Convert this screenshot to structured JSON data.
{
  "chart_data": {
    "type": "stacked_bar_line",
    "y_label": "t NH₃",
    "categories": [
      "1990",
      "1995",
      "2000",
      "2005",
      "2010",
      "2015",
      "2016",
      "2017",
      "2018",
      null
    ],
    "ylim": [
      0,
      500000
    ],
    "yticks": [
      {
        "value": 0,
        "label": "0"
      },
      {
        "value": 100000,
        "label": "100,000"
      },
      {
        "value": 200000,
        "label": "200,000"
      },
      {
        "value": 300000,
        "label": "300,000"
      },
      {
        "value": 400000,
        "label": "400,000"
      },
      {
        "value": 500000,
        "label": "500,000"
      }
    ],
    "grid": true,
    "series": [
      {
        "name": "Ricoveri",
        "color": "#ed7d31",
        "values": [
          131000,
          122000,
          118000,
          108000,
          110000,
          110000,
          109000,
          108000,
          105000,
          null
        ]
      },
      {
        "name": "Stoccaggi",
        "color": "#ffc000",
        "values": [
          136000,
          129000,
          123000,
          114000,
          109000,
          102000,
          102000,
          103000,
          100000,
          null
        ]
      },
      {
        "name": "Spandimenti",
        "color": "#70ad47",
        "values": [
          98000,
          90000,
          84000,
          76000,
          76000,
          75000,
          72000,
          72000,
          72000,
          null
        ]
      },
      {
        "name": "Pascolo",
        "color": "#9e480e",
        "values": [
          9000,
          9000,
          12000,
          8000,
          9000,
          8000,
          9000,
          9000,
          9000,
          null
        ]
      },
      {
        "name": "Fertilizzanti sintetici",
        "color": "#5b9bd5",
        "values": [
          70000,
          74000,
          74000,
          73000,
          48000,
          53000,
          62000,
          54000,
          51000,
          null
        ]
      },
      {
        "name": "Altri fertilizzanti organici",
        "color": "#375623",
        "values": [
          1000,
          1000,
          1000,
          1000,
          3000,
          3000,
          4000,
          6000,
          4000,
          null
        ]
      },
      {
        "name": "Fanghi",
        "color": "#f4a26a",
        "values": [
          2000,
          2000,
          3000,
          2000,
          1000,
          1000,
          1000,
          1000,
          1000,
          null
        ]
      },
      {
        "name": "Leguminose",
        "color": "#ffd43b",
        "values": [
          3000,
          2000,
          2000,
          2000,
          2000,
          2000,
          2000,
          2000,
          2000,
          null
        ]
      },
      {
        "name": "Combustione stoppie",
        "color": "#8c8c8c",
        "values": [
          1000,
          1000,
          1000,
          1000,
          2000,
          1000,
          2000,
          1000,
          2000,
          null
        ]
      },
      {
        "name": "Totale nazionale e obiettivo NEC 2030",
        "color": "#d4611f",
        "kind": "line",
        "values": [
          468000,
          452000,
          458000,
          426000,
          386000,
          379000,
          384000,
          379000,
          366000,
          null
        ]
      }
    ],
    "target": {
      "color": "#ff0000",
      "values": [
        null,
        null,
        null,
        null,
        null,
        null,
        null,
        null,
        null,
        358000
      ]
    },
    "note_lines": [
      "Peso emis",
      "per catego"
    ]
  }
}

..............................

● Problem requirements
Give the entries once more, exactly as they appear.

● Final result
Convert this screenshot to structured JSON data.
{
  "chart_data": {
    "type": "stacked_bar_line",
    "y_label": "t NH₃",
    "categories": [
      "1990",
      "1995",
      "2000",
      "2005",
      "2010",
      "2015",
      "2016",
      "2017",
      "2018",
      null
    ],
    "ylim": [
      0,
      500000
    ],
    "yticks": [
      {
        "value": 0,
        "label": "0"
      },
      {
        "value": 100000,
        "label": "100,000"
      },
      {
        "value": 200000,
        "label": "200,000"
      },
      {
        "value": 300000,
        "label": "300,000"
      },
      {
        "value": 400000,
        "label": "400,000"
      },
      {
        "value": 500000,
        "label": "500,000"
      }
    ],
    "grid": true,
    "series": [
      {
        "name": "Ricoveri",
        "color": "#ed7d31",
        "values": [
          131000,
          122000,
          118000,
          108000,
          110000,
          110000,
          109000,
          108000,
          105000,
          null
        ]
      },
      {
        "name": "Stoccaggi",
        "color": "#ffc000",
        "values": [
          136000,
          129000,
          123000,
          114000,
          109000,
          102000,
          102000,
          103000,
          100000,
          null
        ]
      },
      {
        "name": "Spandimenti",
        "color": "#70ad47",
        "values": [
          98000,
          90000,
          84000,
          76000,
          76000,
          75000,
          72000,
          72000,
          72000,
          null
        ]
      },
      {
        "name": "Pascolo",
        "color": "#9e480e",
        "values": [
          9000,
          9000,
          12000,
          8000,
          9000,
          8000,
          9000,
          9000,
          9000,
          null
        ]
      },
      {
        "name": "Fertilizzanti sintetici",
        "color": "#5b9bd5",
        "values": [
          70000,
          74000,
          74000,
          73000,
          48000,
          53000,
          62000,
          54000,
          51000,
          null
        ]
      },
      {
        "name": "Altri fertilizzanti organici",
        "color": "#375623",
        "values": [
          1000,
          1000,
          1000,
          1000,
          3000,
          3000,
          4000,
          6000,
          4000,
          null
        ]
      },
      {
        "name": "Fanghi",
        "color": "#f4a26a",
        "values": [
          2000,
          2000,
          3000,
          2000,
          1000,
          1000,
          1000,
          1000,
          1000,
          null
        ]
      },
      {
        "name": "Leguminose",
        "color": "#ffd43b",
        "values": [
          3000,
          2000,
          2000,
          2000,
          2000,
          2000,
          2000,
          2000,
          2000,
          null
        ]
      },
      {
        "name": "Combustione stoppie",
        "color": "#8c8c8c",
        "values": [
          1000,
          1000,
          1000,
          1000,
          2000,
          1000,
          2000,
          1000,
          2000,
          null
        ]
      },
      {
        "name": "Totale nazionale e obiettivo NEC 2030",
        "color": "#d4611f",
        "kind": "line",
        "values": [
          468000,
          452000,
          458000,
          426000,
          386000,
          379000,
          384000,
          379000,
          366000,
          null
        ]
      }
    ],
    "target": {
      "color": "#ff0000",
      "values": [
        null,
        null,
        null,
        null,
        null,
        null,
        null,
        null,
        null,
        358000
      ]
    },
    "note_lines": [
      "Peso emis",
      "per catego"
    ]
  }
}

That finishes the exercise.